## Exercise task
In the listing below, find every line containing "labels" and copy it out.

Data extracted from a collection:

-=-=-

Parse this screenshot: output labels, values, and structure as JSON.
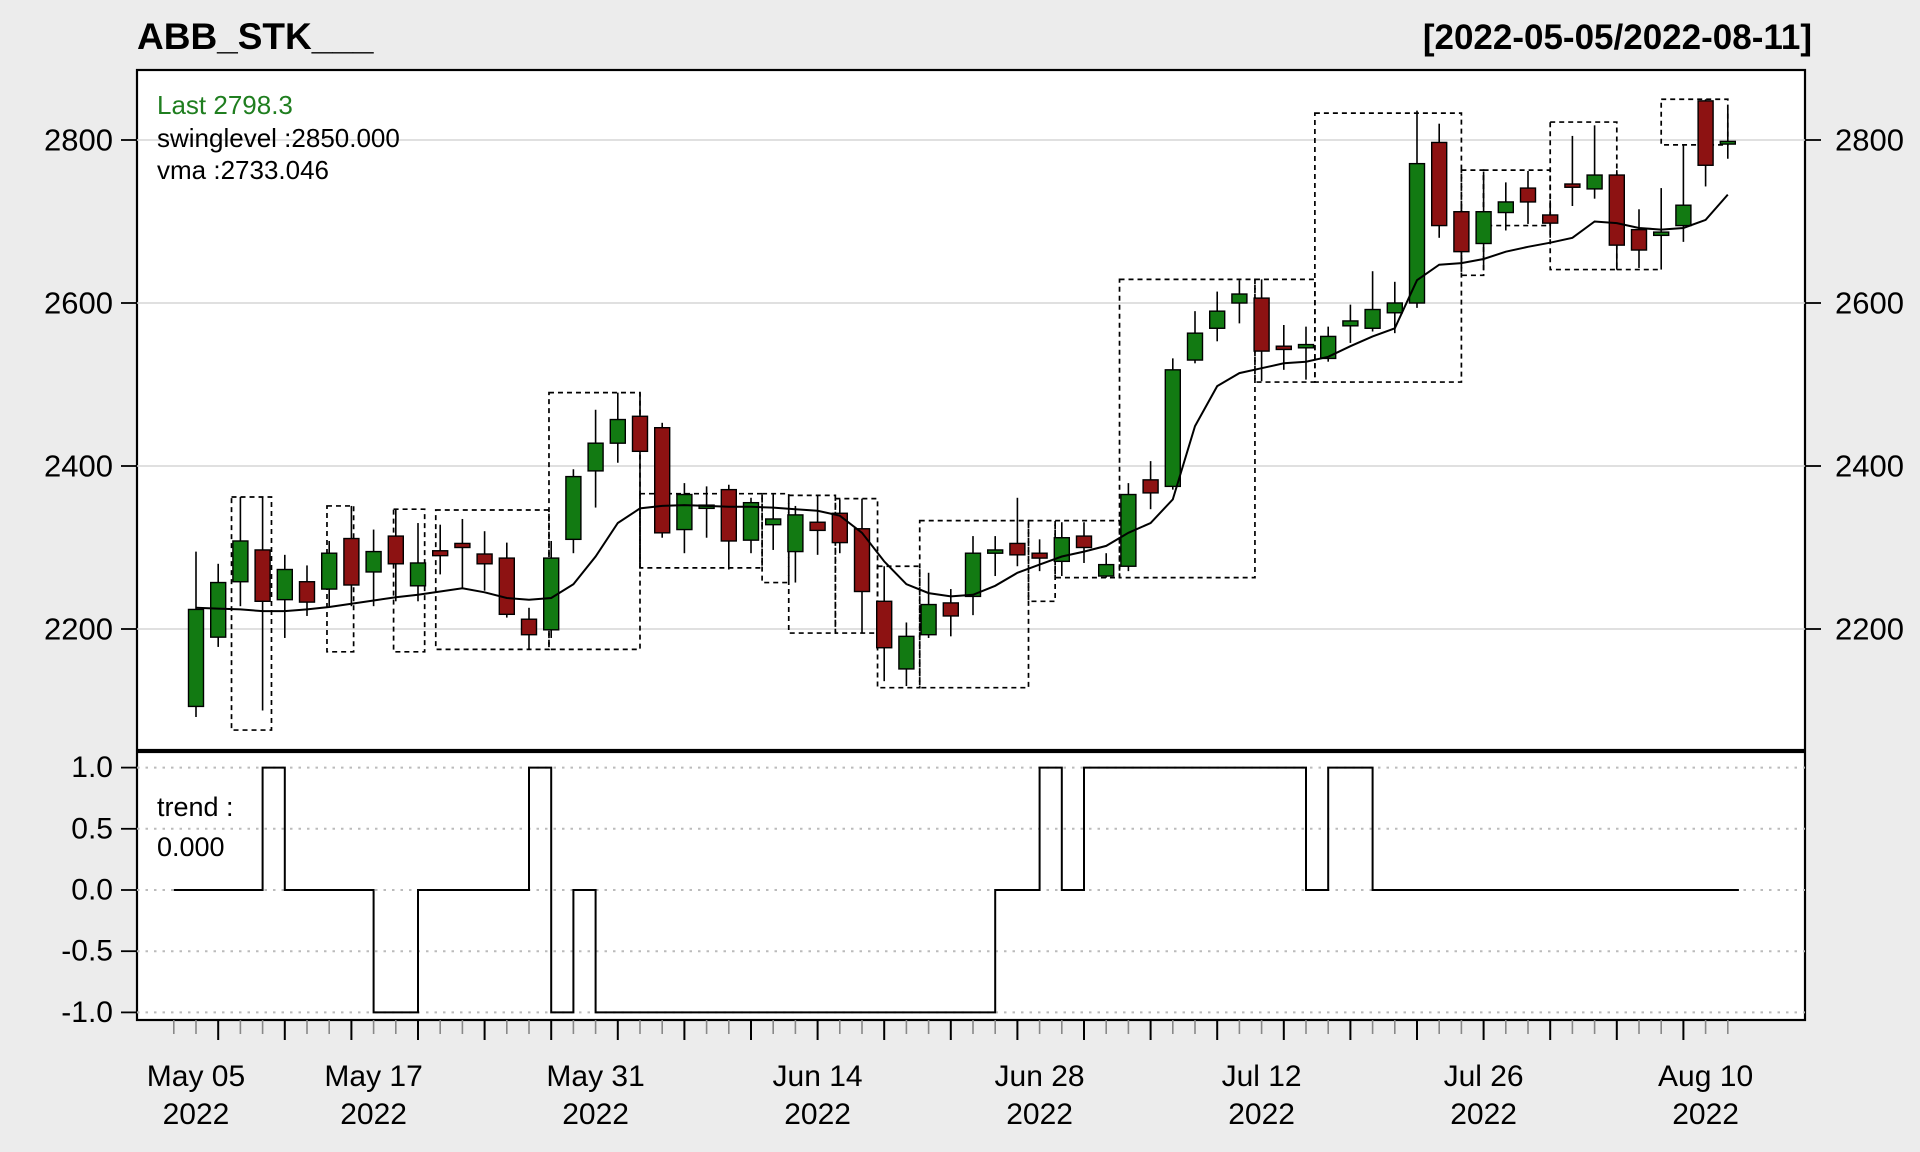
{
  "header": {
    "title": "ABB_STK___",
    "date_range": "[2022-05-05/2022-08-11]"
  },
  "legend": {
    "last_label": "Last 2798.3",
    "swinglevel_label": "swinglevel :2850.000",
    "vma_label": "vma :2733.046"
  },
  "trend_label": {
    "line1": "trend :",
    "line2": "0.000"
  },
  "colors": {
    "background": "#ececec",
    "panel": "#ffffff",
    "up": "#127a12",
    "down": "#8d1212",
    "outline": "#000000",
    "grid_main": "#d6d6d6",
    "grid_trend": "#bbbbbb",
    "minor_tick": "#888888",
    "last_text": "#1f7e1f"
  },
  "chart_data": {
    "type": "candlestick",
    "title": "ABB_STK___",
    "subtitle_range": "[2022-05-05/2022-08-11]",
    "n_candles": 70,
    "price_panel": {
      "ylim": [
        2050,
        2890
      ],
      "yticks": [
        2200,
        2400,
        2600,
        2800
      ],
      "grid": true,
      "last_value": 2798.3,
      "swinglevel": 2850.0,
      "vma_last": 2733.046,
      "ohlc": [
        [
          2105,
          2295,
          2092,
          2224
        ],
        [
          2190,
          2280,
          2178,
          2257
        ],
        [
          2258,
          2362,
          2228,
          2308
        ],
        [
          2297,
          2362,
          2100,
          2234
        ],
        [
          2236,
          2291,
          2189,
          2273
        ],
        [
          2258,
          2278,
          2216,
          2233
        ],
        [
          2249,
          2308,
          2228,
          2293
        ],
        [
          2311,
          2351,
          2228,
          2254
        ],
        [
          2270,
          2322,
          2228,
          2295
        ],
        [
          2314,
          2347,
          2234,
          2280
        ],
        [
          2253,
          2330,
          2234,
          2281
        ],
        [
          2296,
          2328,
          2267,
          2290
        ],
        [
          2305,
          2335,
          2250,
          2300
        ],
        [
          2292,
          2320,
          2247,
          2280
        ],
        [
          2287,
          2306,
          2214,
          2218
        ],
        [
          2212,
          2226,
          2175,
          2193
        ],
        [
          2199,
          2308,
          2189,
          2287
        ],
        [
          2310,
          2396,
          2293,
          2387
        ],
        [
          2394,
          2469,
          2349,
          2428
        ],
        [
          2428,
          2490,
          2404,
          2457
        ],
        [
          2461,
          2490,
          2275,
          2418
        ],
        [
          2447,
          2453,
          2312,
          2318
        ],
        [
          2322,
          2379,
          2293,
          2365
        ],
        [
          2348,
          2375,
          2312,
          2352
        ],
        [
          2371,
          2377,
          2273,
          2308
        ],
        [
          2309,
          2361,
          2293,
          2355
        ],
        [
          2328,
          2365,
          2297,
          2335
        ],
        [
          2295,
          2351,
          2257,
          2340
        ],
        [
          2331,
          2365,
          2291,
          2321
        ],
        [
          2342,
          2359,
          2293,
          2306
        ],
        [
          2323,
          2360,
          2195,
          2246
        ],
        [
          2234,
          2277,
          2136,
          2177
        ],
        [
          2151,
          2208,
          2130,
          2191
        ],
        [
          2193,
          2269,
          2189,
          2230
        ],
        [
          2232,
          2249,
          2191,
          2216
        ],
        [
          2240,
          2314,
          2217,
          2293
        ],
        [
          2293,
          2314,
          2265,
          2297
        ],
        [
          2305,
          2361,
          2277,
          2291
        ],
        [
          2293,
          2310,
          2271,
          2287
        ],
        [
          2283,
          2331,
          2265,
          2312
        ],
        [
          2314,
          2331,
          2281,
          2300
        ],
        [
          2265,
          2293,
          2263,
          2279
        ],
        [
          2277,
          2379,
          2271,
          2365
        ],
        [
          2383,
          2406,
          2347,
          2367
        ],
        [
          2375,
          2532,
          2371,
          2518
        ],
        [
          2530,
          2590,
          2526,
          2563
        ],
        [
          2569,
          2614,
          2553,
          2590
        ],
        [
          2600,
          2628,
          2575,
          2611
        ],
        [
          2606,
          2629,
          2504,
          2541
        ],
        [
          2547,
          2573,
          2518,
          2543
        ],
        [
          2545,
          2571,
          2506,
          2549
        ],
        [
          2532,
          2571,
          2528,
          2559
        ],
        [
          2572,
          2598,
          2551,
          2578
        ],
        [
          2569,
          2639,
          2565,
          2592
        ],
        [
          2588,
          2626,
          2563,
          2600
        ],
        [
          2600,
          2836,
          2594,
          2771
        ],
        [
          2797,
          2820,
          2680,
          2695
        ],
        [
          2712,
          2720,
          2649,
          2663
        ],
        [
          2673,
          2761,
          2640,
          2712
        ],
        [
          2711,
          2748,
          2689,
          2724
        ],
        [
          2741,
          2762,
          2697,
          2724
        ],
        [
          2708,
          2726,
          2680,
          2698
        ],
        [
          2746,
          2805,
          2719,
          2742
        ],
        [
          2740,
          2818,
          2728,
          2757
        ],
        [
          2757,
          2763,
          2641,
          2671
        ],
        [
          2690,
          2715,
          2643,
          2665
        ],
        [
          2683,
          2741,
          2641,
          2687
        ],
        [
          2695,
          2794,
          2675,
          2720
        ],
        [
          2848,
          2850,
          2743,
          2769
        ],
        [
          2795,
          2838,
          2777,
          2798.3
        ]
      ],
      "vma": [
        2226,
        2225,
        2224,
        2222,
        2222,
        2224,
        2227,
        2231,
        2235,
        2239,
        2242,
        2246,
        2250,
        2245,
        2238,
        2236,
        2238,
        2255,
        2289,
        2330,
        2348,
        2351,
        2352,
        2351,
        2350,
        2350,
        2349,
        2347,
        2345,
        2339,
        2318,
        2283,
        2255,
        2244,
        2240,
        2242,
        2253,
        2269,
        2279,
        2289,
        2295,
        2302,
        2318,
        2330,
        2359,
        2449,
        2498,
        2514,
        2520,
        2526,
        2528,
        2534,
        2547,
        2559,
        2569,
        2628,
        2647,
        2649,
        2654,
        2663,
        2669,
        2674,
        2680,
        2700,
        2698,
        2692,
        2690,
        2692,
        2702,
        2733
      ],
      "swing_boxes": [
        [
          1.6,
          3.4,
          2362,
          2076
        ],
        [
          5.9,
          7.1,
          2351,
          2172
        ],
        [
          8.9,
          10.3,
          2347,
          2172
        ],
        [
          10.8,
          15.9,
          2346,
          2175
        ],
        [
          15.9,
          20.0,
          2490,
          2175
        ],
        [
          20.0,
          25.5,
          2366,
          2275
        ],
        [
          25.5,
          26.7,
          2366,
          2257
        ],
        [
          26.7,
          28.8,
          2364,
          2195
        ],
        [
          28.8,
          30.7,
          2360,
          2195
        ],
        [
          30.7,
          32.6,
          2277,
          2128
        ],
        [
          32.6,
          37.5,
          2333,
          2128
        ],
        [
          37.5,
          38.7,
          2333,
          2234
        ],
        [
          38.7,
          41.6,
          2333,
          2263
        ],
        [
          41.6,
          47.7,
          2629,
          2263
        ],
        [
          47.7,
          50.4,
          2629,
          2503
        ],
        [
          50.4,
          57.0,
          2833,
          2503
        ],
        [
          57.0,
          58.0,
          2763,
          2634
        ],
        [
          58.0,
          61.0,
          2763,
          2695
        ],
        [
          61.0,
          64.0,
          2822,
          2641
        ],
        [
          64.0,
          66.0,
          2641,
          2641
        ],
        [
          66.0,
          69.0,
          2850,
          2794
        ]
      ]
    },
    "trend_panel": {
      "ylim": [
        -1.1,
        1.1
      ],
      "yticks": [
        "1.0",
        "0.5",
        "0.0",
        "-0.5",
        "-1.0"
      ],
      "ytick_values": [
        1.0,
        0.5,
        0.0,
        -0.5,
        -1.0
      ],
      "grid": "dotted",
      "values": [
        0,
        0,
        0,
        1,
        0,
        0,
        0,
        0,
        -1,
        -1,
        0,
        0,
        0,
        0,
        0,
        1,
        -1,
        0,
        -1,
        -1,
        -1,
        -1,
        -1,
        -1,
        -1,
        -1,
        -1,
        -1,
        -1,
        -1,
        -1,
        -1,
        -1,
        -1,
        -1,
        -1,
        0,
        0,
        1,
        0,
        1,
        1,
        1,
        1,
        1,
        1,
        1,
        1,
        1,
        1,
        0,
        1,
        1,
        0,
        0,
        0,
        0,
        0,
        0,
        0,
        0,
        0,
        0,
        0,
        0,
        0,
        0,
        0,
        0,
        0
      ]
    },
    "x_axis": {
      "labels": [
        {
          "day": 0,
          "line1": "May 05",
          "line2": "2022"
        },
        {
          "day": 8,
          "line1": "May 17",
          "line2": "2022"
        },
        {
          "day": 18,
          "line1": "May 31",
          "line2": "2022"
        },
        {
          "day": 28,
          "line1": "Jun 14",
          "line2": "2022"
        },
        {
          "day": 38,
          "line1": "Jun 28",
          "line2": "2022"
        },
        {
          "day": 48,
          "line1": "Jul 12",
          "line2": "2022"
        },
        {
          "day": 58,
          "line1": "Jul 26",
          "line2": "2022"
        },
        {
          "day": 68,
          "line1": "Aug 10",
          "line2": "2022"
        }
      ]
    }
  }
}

-=-=-

## Response
Parse this screenshot: output labels, values, and structure as JSON.
      "labels": [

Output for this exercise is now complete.